*Requirement*
Take every line where the string "JSON" appears and copy it.

BEGIN Data provided

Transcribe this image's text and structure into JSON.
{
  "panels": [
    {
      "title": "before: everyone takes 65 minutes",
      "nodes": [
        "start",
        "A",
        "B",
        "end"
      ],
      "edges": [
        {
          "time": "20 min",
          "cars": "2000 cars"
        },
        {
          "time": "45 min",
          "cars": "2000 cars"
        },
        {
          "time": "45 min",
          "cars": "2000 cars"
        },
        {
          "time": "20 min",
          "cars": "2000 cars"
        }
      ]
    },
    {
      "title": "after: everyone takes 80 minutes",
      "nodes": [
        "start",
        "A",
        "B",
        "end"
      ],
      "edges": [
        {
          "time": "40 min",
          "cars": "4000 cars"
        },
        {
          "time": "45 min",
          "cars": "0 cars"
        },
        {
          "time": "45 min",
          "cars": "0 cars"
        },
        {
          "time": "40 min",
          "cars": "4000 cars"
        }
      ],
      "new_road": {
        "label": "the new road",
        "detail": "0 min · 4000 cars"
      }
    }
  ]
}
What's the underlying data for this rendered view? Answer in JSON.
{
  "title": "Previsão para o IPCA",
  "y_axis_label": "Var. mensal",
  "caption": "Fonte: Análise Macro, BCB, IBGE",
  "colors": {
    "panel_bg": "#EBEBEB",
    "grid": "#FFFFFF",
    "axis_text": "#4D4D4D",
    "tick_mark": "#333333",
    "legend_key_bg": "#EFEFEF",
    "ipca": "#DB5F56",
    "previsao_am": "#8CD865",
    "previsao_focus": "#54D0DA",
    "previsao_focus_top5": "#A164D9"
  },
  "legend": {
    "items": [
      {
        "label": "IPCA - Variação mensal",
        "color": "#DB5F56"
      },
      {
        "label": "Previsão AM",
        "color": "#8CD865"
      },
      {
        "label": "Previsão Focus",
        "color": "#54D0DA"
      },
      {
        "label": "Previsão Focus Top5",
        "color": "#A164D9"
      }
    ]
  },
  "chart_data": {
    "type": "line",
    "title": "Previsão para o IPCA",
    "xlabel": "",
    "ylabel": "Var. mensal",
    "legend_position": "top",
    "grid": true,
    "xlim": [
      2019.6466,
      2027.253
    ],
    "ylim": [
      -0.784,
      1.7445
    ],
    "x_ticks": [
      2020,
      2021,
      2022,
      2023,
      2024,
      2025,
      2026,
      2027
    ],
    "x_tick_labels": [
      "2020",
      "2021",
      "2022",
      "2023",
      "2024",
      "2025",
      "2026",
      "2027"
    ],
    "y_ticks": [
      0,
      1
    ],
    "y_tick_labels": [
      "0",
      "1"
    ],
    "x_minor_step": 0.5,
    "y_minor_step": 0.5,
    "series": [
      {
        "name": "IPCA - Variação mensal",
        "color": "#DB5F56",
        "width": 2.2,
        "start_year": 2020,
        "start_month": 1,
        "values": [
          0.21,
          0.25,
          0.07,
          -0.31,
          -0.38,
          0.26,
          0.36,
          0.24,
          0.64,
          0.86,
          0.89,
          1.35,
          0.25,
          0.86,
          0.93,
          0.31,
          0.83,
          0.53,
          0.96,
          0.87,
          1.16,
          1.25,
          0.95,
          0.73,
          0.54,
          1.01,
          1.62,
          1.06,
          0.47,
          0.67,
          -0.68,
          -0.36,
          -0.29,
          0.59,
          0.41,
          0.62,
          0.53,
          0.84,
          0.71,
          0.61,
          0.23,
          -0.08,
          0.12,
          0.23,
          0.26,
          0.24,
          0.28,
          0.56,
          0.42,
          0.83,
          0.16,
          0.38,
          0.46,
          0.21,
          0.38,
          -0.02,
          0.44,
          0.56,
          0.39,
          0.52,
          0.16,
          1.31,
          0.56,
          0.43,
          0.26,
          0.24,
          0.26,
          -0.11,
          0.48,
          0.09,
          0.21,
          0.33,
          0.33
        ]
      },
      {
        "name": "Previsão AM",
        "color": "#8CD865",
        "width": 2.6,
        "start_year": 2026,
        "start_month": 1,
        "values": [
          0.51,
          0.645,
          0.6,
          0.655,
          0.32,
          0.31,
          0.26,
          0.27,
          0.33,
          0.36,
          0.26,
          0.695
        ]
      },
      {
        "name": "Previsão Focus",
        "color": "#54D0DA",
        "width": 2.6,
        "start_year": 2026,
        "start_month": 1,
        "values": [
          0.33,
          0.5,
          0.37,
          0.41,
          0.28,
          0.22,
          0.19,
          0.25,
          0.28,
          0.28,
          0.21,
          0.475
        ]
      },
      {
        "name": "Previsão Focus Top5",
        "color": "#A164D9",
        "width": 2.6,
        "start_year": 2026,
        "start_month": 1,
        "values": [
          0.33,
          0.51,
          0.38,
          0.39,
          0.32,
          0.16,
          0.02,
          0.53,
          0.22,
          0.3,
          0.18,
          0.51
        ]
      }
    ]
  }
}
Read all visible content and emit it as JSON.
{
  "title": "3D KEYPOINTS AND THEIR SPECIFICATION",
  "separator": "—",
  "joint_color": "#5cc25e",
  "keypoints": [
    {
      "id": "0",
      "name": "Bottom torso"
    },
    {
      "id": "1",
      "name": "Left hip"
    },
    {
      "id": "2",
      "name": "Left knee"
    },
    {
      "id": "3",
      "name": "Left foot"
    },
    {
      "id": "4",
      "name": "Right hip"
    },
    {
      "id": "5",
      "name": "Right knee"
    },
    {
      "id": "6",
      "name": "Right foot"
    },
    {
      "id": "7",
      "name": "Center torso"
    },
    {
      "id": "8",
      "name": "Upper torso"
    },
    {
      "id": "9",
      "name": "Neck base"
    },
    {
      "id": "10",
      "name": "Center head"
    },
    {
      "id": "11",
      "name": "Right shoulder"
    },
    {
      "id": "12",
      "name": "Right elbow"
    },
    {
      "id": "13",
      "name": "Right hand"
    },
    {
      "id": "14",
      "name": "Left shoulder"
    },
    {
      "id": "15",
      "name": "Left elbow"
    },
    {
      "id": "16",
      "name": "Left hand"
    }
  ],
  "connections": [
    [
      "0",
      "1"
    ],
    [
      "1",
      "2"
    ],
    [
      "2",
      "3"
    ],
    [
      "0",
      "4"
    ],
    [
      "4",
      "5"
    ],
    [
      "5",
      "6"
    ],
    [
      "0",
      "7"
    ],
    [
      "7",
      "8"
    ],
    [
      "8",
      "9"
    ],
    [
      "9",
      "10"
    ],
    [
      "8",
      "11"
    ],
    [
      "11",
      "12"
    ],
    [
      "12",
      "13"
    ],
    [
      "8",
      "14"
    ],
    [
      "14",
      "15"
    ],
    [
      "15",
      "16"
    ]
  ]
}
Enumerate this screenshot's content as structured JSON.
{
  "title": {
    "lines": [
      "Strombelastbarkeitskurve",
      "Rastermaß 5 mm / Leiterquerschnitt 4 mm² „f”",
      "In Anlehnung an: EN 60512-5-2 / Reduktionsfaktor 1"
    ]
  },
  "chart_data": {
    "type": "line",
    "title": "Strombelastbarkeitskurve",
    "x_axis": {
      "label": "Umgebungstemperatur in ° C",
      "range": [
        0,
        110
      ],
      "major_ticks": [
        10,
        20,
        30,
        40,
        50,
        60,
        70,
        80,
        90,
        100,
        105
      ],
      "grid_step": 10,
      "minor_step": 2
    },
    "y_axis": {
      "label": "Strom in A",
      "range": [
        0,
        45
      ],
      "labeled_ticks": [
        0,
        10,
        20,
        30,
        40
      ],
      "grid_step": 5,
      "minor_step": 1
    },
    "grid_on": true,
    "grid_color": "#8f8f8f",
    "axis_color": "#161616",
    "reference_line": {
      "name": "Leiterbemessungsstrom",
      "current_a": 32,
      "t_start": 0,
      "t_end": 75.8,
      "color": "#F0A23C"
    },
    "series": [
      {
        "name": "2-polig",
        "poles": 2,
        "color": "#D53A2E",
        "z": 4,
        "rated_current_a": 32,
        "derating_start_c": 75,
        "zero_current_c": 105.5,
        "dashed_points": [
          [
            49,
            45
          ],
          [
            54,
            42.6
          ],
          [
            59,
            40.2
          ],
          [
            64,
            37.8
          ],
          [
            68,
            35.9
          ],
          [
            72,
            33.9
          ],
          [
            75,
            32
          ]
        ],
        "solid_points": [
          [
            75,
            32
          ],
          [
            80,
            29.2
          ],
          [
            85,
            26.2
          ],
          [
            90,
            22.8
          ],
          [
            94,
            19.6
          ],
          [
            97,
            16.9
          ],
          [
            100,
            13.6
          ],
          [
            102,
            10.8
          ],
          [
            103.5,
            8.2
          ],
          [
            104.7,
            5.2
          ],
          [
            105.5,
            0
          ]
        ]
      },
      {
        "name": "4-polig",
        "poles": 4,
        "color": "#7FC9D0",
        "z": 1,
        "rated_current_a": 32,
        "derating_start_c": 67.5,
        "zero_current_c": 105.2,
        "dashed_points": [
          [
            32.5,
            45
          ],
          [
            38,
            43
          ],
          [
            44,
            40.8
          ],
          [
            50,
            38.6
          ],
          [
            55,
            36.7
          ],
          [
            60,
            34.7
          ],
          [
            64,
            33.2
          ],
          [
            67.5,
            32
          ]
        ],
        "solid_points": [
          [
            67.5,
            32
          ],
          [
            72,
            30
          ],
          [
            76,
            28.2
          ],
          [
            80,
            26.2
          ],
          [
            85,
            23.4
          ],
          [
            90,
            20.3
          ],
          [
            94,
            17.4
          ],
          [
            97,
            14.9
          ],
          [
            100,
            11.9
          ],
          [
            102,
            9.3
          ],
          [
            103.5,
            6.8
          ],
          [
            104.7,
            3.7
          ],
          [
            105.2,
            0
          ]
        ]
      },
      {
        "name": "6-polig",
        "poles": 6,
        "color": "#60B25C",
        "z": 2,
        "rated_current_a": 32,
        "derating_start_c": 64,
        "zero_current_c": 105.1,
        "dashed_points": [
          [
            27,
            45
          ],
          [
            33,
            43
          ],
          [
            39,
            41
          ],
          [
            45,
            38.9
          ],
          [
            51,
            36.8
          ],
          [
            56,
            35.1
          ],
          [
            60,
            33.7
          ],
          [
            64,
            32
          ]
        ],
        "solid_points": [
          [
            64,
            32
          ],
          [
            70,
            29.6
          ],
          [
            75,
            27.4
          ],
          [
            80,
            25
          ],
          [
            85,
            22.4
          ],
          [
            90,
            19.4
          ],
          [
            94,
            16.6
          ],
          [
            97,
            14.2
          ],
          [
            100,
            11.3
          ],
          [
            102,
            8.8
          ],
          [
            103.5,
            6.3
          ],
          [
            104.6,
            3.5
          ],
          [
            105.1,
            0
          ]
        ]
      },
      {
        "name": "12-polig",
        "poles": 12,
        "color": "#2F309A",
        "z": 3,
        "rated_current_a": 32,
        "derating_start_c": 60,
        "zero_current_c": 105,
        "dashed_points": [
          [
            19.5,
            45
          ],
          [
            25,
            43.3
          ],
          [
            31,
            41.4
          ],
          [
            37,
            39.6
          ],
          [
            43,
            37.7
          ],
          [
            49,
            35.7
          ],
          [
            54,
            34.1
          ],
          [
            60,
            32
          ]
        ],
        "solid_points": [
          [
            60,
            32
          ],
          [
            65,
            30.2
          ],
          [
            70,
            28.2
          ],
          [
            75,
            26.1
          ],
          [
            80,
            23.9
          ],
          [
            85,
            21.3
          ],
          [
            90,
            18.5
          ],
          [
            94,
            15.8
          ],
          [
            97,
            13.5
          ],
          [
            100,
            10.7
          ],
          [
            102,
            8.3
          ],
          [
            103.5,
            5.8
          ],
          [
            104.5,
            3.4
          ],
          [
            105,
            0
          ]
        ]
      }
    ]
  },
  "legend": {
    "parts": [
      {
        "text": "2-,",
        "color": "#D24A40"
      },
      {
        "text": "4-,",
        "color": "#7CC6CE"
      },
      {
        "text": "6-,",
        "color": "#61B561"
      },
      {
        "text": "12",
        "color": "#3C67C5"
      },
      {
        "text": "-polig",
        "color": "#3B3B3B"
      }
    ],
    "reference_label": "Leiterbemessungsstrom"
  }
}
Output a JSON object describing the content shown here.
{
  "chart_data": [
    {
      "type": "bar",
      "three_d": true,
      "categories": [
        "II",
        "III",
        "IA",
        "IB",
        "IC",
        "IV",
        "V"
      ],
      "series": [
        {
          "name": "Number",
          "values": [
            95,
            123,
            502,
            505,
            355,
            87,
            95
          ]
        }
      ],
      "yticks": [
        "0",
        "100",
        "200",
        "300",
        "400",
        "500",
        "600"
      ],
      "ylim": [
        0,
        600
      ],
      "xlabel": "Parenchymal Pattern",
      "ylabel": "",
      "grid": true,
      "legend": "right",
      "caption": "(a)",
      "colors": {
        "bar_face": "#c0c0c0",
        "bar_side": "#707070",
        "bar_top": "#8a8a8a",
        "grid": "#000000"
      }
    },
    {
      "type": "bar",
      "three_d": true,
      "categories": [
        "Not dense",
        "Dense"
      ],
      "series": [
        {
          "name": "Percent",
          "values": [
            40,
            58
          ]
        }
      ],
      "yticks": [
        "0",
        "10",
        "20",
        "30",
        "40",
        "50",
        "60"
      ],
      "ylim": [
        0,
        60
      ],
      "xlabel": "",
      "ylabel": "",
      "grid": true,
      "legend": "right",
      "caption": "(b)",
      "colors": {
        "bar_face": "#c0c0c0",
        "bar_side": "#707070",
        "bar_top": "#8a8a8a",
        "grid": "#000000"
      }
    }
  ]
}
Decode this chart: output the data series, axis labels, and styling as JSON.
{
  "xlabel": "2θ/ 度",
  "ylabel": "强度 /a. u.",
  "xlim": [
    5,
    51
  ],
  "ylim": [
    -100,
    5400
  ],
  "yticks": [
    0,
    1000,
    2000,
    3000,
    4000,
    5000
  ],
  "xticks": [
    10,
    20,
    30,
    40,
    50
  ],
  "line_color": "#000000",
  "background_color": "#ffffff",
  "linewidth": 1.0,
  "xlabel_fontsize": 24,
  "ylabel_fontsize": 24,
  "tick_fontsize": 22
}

END Data provided

*Solution*
Transcribe this image's text and structure into JSON.
What's the underlying data for this rendered view? Answer in JSON.
Read all visible content and emit it as JSON.
Enumerate this screenshot's content as structured JSON.
Output a JSON object describing the content shown here.
Decode this chart: output the data series, axis labels, and styling as JSON.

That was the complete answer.